(MATERIAL SHOWN)
# # # #

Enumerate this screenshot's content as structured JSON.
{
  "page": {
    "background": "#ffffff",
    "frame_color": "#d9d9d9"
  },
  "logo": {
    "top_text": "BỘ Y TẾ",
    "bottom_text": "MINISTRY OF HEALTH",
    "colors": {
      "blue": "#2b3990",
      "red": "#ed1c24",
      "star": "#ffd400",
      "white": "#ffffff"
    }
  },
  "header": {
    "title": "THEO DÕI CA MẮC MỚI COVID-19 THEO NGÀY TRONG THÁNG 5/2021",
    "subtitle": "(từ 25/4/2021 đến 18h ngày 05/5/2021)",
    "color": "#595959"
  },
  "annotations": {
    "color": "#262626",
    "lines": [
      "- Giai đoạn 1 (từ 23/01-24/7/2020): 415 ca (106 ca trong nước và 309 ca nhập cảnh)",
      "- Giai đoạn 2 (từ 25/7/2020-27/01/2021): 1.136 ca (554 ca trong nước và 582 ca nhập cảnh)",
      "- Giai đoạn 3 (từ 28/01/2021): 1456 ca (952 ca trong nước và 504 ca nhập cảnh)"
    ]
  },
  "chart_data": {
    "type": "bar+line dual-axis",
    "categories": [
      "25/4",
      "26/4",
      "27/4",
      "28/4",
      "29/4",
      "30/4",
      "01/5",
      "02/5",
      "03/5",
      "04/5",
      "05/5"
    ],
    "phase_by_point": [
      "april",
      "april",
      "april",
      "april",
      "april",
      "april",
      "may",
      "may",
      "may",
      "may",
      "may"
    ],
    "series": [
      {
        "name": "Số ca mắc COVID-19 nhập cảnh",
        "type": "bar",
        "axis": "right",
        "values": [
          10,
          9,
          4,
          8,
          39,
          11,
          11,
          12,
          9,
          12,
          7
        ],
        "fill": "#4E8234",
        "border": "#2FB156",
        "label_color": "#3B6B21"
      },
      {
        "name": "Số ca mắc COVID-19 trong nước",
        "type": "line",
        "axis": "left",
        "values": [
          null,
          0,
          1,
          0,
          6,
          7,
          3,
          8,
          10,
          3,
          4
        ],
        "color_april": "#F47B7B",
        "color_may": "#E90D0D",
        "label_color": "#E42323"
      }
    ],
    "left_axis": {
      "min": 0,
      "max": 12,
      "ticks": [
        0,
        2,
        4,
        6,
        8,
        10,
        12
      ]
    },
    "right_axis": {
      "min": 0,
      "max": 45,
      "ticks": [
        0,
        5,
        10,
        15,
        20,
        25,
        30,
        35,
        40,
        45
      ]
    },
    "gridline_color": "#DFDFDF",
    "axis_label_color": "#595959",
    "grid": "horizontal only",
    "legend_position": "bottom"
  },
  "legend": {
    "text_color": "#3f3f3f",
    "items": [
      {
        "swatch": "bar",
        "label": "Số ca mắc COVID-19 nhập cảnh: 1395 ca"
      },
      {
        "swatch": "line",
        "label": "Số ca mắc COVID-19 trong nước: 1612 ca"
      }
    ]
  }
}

# # # #

(EXERCISE) Find the word "Giai" in the entries above and gather every line that holds it.

(WORKED ANSWER)
      "- Giai đoạn 1 (từ 23/01-24/7/2020): 415 ca (106 ca trong nước và 309 ca nhập cảnh)",
      "- Giai đoạn 2 (từ 25/7/2020-27/01/2021): 1.136 ca (554 ca trong nước và 582 ca nhập cảnh)",
      "- Giai đoạn 3 (từ 28/01/2021): 1456 ca (952 ca trong nước và 504 ca nhập cảnh)"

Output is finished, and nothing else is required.